| WHAT TO DO |
Reproduce the entries below word for word, leaving out the picture.

| EXERCISE MATERIALS |
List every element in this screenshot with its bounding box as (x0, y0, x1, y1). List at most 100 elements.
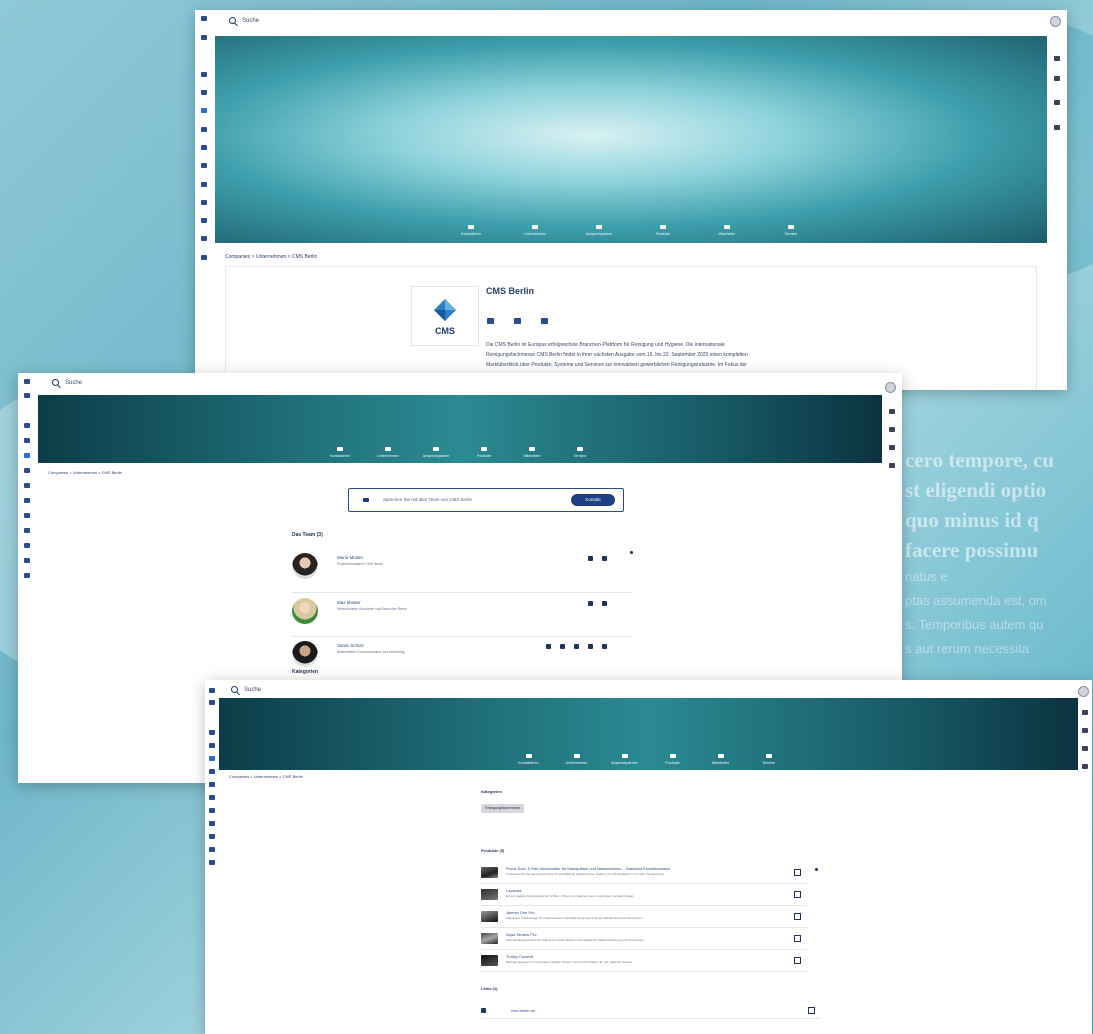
contact-button[interactable]: Kontakt (571, 494, 615, 506)
pen-icon[interactable] (1054, 56, 1060, 61)
search-bar[interactable]: Suche (231, 686, 261, 693)
video-icon[interactable] (1082, 728, 1088, 733)
nav-staff[interactable]: Mitarbeiter (697, 754, 745, 766)
home-icon[interactable] (209, 730, 215, 735)
user-avatar[interactable] (1050, 16, 1061, 27)
link-item[interactable]: cms-berlin.de (481, 1004, 821, 1019)
contact-name[interactable]: Max Muster (337, 600, 361, 605)
rocket-icon[interactable] (201, 255, 207, 260)
scrollbar-thumb[interactable] (630, 551, 633, 554)
bookmark-icon[interactable] (794, 957, 801, 964)
pen-icon[interactable] (889, 409, 895, 414)
linkedin-icon[interactable] (514, 318, 521, 324)
video-icon[interactable] (889, 427, 895, 432)
person-icon[interactable] (889, 463, 895, 468)
category-tag[interactable]: Reinigungsfachmesse (481, 804, 525, 813)
menu-icon[interactable] (209, 700, 215, 705)
home-icon[interactable] (24, 423, 30, 428)
product-item[interactable]: Purus Sole: 5 Wet Vacuumator für Marktpl… (481, 864, 807, 884)
video-icon[interactable] (1054, 76, 1060, 81)
nav-contacts[interactable]: Ansprechpartner (412, 447, 460, 459)
tools-icon[interactable] (24, 558, 30, 563)
person-icon[interactable] (1082, 764, 1088, 769)
contact-name[interactable]: Sarah Schulz (337, 643, 364, 648)
logo-icon[interactable] (201, 16, 207, 21)
nav-contacts[interactable]: Ansprechpartner (601, 754, 649, 766)
handshake-icon[interactable] (209, 821, 215, 826)
handshake-icon[interactable] (201, 200, 207, 205)
bookmark-icon[interactable] (602, 644, 607, 649)
chat-icon[interactable] (201, 182, 207, 187)
heart-icon[interactable] (24, 438, 30, 443)
video-icon[interactable] (546, 644, 551, 649)
notes-icon[interactable] (1082, 746, 1088, 751)
calendar-icon[interactable] (24, 498, 30, 503)
network-icon[interactable] (24, 483, 30, 488)
product-title[interactable]: Purus Sole: 5 Wet Vacuumator für Marktpl… (506, 866, 670, 871)
nav-contacts[interactable]: Ansprechpartner (567, 225, 631, 237)
product-title[interactable]: Jasmin One Pro (506, 910, 535, 915)
nav-events[interactable]: Termine (745, 754, 793, 766)
product-title[interactable]: Lavanda (506, 888, 521, 893)
rocket-icon[interactable] (24, 573, 30, 578)
breadcrumb[interactable]: Companies > Unternehmen > CMS Berlin (229, 774, 303, 779)
external-link-icon[interactable] (808, 1007, 815, 1014)
breadcrumb[interactable]: Companies > Unternehmen > CMS Berlin (225, 254, 317, 260)
bookmark-icon[interactable] (794, 913, 801, 920)
network-icon[interactable] (201, 145, 207, 150)
product-title[interactable]: Trolley Comfort (506, 954, 533, 959)
chat-icon[interactable] (209, 808, 215, 813)
search-bar[interactable]: Suche (229, 17, 259, 24)
logo-icon[interactable] (24, 379, 30, 384)
heart-icon[interactable] (209, 743, 215, 748)
handshake-icon[interactable] (588, 601, 593, 606)
person-icon[interactable] (1054, 125, 1060, 130)
list-icon[interactable] (209, 769, 215, 774)
user-avatar[interactable] (1078, 686, 1089, 697)
bookmark-icon[interactable] (794, 869, 801, 876)
nav-company[interactable]: Unternehmen (503, 225, 567, 237)
nav-products[interactable]: Produkte (460, 447, 508, 459)
twitter-icon[interactable] (487, 318, 494, 324)
calendar-icon[interactable] (574, 644, 579, 649)
rocket-icon[interactable] (209, 860, 215, 865)
nav-events[interactable]: Termine (759, 225, 823, 237)
search-bar[interactable]: Suche (52, 379, 82, 386)
handshake-icon[interactable] (588, 556, 593, 561)
menu-icon[interactable] (24, 393, 30, 398)
product-item[interactable]: Jasmin One Pro Kabelloser Staubsauger fü… (481, 908, 807, 928)
companies-icon[interactable] (24, 453, 30, 458)
heart-icon[interactable] (201, 90, 207, 95)
calendar-icon[interactable] (209, 795, 215, 800)
product-item[interactable]: Lavanda Ein kompaktes Reinigungsgerät fü… (481, 886, 807, 906)
bookmark-icon[interactable] (602, 556, 607, 561)
ticket-icon[interactable] (209, 834, 215, 839)
nav-contact[interactable]: Kontaktieren (316, 447, 364, 459)
breadcrumb[interactable]: Companies > Unternehmen > CMS Berlin (48, 470, 122, 475)
list-icon[interactable] (24, 468, 30, 473)
contact-name[interactable]: Maria Muster (337, 555, 363, 560)
bookmark-icon[interactable] (794, 891, 801, 898)
pen-icon[interactable] (1082, 710, 1088, 715)
product-item[interactable]: Aqua Stratos Pro Scheuersaugmaschine für… (481, 930, 807, 950)
handshake-icon[interactable] (588, 644, 593, 649)
user-avatar[interactable] (885, 382, 896, 393)
bookmark-icon[interactable] (602, 601, 607, 606)
network-icon[interactable] (209, 782, 215, 787)
logo-icon[interactable] (209, 688, 215, 693)
link-text[interactable]: cms-berlin.de (511, 1008, 535, 1013)
phone-icon[interactable] (560, 644, 565, 649)
nav-company[interactable]: Unternehmen (553, 754, 601, 766)
nav-contact[interactable]: Kontaktieren (505, 754, 553, 766)
contact-card[interactable]: Sarah Schulz Mitarbeiterin Kommunikation… (292, 641, 622, 671)
menu-icon[interactable] (201, 35, 207, 40)
calendar-icon[interactable] (201, 163, 207, 168)
scrollbar-thumb[interactable] (815, 868, 818, 871)
contact-card[interactable]: Max Muster Vertriebsleiter Aussteller un… (292, 598, 622, 628)
companies-icon[interactable] (201, 108, 207, 113)
nav-company[interactable]: Unternehmen (364, 447, 412, 459)
nav-staff[interactable]: Mitarbeiter (508, 447, 556, 459)
nav-staff[interactable]: Mitarbeiter (695, 225, 759, 237)
xing-icon[interactable] (541, 318, 548, 324)
handshake-icon[interactable] (24, 528, 30, 533)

| RESPONSE |
List every element in this screenshot with its bounding box as (x0, y0, x1, y1). List at most 100 elements.
contact-button[interactable]: Kontakt (571, 494, 615, 506)
pen-icon[interactable] (1054, 56, 1060, 61)
search-bar[interactable]: Suche (231, 686, 261, 693)
video-icon[interactable] (1082, 728, 1088, 733)
nav-staff[interactable]: Mitarbeiter (697, 754, 745, 766)
home-icon[interactable] (209, 730, 215, 735)
user-avatar[interactable] (1050, 16, 1061, 27)
link-item[interactable]: cms-berlin.de (481, 1004, 821, 1019)
contact-name[interactable]: Max Muster (337, 600, 361, 605)
rocket-icon[interactable] (201, 255, 207, 260)
scrollbar-thumb[interactable] (630, 551, 633, 554)
bookmark-icon[interactable] (794, 957, 801, 964)
pen-icon[interactable] (889, 409, 895, 414)
linkedin-icon[interactable] (514, 318, 521, 324)
video-icon[interactable] (889, 427, 895, 432)
person-icon[interactable] (889, 463, 895, 468)
category-tag[interactable]: Reinigungsfachmesse (481, 804, 525, 813)
menu-icon[interactable] (209, 700, 215, 705)
home-icon[interactable] (24, 423, 30, 428)
product-item[interactable]: Purus Sole: 5 Wet Vacuumator für Marktpl… (481, 864, 807, 884)
video-icon[interactable] (1054, 76, 1060, 81)
nav-contacts[interactable]: Ansprechpartner (412, 447, 460, 459)
tools-icon[interactable] (24, 558, 30, 563)
person-icon[interactable] (1082, 764, 1088, 769)
contact-name[interactable]: Sarah Schulz (337, 643, 364, 648)
logo-icon[interactable] (201, 16, 207, 21)
nav-contacts[interactable]: Ansprechpartner (601, 754, 649, 766)
handshake-icon[interactable] (209, 821, 215, 826)
handshake-icon[interactable] (201, 200, 207, 205)
bookmark-icon[interactable] (602, 644, 607, 649)
chat-icon[interactable] (201, 182, 207, 187)
heart-icon[interactable] (24, 438, 30, 443)
video-icon[interactable] (546, 644, 551, 649)
notes-icon[interactable] (1082, 746, 1088, 751)
calendar-icon[interactable] (24, 498, 30, 503)
network-icon[interactable] (24, 483, 30, 488)
product-title[interactable]: Purus Sole: 5 Wet Vacuumator für Marktpl… (506, 866, 670, 871)
nav-contacts[interactable]: Ansprechpartner (567, 225, 631, 237)
product-title[interactable]: Jasmin One Pro (506, 910, 535, 915)
nav-events[interactable]: Termine (745, 754, 793, 766)
product-title[interactable]: Lavanda (506, 888, 521, 893)
rocket-icon[interactable] (24, 573, 30, 578)
breadcrumb[interactable]: Companies > Unternehmen > CMS Berlin (229, 774, 303, 779)
external-link-icon[interactable] (808, 1007, 815, 1014)
breadcrumb[interactable]: Companies > Unternehmen > CMS Berlin (225, 254, 317, 260)
bookmark-icon[interactable] (794, 913, 801, 920)
network-icon[interactable] (201, 145, 207, 150)
product-title[interactable]: Trolley Comfort (506, 954, 533, 959)
chat-icon[interactable] (209, 808, 215, 813)
search-bar[interactable]: Suche (229, 17, 259, 24)
logo-icon[interactable] (24, 379, 30, 384)
heart-icon[interactable] (209, 743, 215, 748)
handshake-icon[interactable] (588, 601, 593, 606)
person-icon[interactable] (1054, 125, 1060, 130)
list-icon[interactable] (209, 769, 215, 774)
user-avatar[interactable] (1078, 686, 1089, 697)
bookmark-icon[interactable] (794, 869, 801, 876)
nav-company[interactable]: Unternehmen (503, 225, 567, 237)
nav-products[interactable]: Produkte (460, 447, 508, 459)
twitter-icon[interactable] (487, 318, 494, 324)
calendar-icon[interactable] (574, 644, 579, 649)
rocket-icon[interactable] (209, 860, 215, 865)
nav-events[interactable]: Termine (759, 225, 823, 237)
search-bar[interactable]: Suche (52, 379, 82, 386)
handshake-icon[interactable] (588, 556, 593, 561)
menu-icon[interactable] (24, 393, 30, 398)
product-item[interactable]: Jasmin One Pro Kabelloser Staubsauger fü… (481, 908, 807, 928)
companies-icon[interactable] (24, 453, 30, 458)
heart-icon[interactable] (201, 90, 207, 95)
calendar-icon[interactable] (209, 795, 215, 800)
product-item[interactable]: Lavanda Ein kompaktes Reinigungsgerät fü… (481, 886, 807, 906)
bookmark-icon[interactable] (602, 556, 607, 561)
ticket-icon[interactable] (209, 834, 215, 839)
nav-contact[interactable]: Kontaktieren (316, 447, 364, 459)
breadcrumb[interactable]: Companies > Unternehmen > CMS Berlin (48, 470, 122, 475)
list-icon[interactable] (24, 468, 30, 473)
contact-name[interactable]: Maria Muster (337, 555, 363, 560)
bookmark-icon[interactable] (794, 891, 801, 898)
pen-icon[interactable] (1082, 710, 1088, 715)
product-item[interactable]: Aqua Stratos Pro Scheuersaugmaschine für… (481, 930, 807, 950)
handshake-icon[interactable] (588, 644, 593, 649)
user-avatar[interactable] (885, 382, 896, 393)
bookmark-icon[interactable] (602, 601, 607, 606)
network-icon[interactable] (209, 782, 215, 787)
logo-icon[interactable] (209, 688, 215, 693)
link-text[interactable]: cms-berlin.de (511, 1008, 535, 1013)
phone-icon[interactable] (560, 644, 565, 649)
nav-company[interactable]: Unternehmen (553, 754, 601, 766)
nav-contact[interactable]: Kontaktieren (505, 754, 553, 766)
contact-card[interactable]: Sarah Schulz Mitarbeiterin Kommunikation… (292, 641, 622, 671)
menu-icon[interactable] (201, 35, 207, 40)
calendar-icon[interactable] (201, 163, 207, 168)
scrollbar-thumb[interactable] (815, 868, 818, 871)
contact-card[interactable]: Max Muster Vertriebsleiter Aussteller un… (292, 598, 622, 628)
companies-icon[interactable] (201, 108, 207, 113)
nav-company[interactable]: Unternehmen (364, 447, 412, 459)
nav-staff[interactable]: Mitarbeiter (508, 447, 556, 459)
nav-staff[interactable]: Mitarbeiter (695, 225, 759, 237)
xing-icon[interactable] (541, 318, 548, 324)
handshake-icon[interactable] (24, 528, 30, 533)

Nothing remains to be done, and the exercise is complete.